▸ INSTRUCTIONS FOR THE TASK: In the material below, find every line with "ylabel" and pull it out.
··· EXCERPTED DATA ···
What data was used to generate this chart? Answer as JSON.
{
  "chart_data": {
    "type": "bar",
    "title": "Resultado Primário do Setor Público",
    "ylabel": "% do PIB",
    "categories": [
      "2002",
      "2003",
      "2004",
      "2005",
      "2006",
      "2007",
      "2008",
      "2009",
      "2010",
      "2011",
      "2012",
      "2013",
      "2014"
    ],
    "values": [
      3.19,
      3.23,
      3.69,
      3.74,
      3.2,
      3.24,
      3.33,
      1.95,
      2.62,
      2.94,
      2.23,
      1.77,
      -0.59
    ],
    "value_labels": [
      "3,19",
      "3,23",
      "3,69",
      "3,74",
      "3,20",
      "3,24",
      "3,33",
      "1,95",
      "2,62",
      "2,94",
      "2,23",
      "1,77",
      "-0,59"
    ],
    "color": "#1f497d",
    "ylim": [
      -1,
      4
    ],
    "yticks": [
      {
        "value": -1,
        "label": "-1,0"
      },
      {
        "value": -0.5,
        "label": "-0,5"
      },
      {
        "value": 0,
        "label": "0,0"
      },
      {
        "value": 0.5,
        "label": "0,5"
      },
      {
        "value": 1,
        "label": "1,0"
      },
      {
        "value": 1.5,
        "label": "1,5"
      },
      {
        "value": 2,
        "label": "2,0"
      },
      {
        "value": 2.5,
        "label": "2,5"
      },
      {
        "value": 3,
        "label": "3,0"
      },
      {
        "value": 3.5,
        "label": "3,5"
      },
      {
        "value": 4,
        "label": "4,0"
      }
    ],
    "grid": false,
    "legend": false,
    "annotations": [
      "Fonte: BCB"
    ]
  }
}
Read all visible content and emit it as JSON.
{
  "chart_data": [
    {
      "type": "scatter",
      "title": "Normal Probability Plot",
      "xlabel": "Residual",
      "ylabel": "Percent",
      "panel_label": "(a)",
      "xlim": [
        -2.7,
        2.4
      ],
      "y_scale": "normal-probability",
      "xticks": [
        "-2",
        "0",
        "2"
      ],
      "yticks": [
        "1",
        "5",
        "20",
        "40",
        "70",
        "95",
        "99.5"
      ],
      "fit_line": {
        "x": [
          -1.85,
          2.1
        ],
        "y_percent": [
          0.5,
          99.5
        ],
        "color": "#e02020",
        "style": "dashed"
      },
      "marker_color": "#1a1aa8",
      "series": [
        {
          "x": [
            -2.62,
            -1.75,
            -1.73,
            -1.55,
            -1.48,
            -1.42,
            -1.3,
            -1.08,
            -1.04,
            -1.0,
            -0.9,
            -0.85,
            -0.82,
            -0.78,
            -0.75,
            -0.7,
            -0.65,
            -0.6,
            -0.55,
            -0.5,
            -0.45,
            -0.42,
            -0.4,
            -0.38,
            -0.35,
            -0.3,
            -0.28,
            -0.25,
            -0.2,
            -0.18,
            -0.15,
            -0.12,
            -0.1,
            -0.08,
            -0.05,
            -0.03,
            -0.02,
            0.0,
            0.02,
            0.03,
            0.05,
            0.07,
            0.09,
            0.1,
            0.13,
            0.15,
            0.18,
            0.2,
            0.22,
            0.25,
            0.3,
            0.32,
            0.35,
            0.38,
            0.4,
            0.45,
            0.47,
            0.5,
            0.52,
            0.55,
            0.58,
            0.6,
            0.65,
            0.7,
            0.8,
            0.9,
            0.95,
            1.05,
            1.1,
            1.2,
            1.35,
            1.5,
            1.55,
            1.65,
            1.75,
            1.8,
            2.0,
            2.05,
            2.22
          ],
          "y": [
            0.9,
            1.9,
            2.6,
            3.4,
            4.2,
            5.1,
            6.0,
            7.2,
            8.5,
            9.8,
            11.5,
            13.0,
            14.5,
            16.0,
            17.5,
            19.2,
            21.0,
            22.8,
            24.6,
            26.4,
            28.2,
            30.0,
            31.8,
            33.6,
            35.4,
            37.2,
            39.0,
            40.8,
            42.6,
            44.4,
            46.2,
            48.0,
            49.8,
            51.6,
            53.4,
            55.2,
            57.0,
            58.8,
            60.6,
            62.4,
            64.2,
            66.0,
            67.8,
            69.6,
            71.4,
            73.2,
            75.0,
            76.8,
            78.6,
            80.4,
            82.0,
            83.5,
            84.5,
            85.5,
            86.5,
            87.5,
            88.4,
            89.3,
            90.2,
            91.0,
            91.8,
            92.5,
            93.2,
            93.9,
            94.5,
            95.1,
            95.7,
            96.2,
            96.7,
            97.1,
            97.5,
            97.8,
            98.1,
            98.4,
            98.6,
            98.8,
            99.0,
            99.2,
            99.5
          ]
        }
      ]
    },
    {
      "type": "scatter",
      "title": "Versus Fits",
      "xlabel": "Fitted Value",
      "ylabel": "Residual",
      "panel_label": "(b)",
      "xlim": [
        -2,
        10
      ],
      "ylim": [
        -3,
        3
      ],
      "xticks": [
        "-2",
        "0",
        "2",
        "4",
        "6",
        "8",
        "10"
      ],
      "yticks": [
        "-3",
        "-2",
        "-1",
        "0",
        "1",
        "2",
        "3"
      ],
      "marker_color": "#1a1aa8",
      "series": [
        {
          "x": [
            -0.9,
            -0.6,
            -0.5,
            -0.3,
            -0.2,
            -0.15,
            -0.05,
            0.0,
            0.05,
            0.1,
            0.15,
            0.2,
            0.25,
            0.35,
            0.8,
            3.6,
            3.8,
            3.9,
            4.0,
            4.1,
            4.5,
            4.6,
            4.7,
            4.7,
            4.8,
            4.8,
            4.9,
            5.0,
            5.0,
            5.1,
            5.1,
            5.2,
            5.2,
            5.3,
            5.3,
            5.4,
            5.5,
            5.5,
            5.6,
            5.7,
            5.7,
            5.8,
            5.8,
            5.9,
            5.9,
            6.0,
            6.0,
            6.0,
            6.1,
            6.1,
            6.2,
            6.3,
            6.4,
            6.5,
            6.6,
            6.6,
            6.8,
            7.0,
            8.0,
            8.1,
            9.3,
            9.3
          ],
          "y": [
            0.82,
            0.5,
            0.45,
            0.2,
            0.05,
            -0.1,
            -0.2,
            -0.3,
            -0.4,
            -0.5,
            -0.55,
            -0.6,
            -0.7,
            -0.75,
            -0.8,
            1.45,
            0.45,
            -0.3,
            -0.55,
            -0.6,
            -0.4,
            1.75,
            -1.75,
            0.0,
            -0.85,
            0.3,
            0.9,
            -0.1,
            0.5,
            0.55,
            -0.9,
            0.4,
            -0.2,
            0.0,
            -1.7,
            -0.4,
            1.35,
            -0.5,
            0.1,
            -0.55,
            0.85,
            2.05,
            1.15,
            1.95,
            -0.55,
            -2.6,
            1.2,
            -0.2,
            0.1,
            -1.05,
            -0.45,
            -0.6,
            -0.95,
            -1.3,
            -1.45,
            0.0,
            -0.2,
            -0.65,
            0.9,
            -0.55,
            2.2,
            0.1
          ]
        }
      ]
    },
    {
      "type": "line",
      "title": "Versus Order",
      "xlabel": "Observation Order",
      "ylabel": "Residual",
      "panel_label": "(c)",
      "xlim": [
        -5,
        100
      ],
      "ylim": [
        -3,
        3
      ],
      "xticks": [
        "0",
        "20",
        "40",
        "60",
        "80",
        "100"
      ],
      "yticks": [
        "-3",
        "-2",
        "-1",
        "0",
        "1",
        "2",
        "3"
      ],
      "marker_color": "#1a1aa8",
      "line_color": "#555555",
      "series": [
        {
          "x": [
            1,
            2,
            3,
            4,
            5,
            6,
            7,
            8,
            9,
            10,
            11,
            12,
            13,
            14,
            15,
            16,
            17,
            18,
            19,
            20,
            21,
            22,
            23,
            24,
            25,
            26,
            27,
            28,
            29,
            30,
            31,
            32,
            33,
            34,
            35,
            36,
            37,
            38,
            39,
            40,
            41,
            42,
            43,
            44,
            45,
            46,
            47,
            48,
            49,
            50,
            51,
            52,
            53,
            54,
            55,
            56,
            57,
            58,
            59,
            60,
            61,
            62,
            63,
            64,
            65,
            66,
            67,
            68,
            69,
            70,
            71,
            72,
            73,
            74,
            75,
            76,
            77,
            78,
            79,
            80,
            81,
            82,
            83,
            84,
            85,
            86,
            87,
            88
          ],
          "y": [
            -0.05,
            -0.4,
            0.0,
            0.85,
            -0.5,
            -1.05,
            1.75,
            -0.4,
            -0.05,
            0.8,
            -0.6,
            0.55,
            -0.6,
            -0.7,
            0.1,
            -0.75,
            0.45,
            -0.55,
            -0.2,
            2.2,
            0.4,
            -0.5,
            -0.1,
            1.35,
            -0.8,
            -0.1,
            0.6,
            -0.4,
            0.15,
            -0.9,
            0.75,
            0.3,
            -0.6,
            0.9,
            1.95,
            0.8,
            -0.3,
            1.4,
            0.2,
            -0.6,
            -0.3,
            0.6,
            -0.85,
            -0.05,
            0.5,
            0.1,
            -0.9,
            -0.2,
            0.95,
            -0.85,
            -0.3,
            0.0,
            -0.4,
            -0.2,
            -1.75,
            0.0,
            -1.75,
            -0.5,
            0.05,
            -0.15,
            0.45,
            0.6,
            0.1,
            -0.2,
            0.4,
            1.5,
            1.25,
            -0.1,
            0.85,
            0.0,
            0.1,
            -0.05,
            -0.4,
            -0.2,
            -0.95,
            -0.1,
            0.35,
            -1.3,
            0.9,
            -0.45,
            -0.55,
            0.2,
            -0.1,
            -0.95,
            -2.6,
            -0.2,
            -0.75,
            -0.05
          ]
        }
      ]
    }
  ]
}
···
▸ FINISHED TASK:
    "ylabel": "% do PIB",
      "ylabel": "Percent",
      "ylabel": "Residual",
      "ylabel": "Residual",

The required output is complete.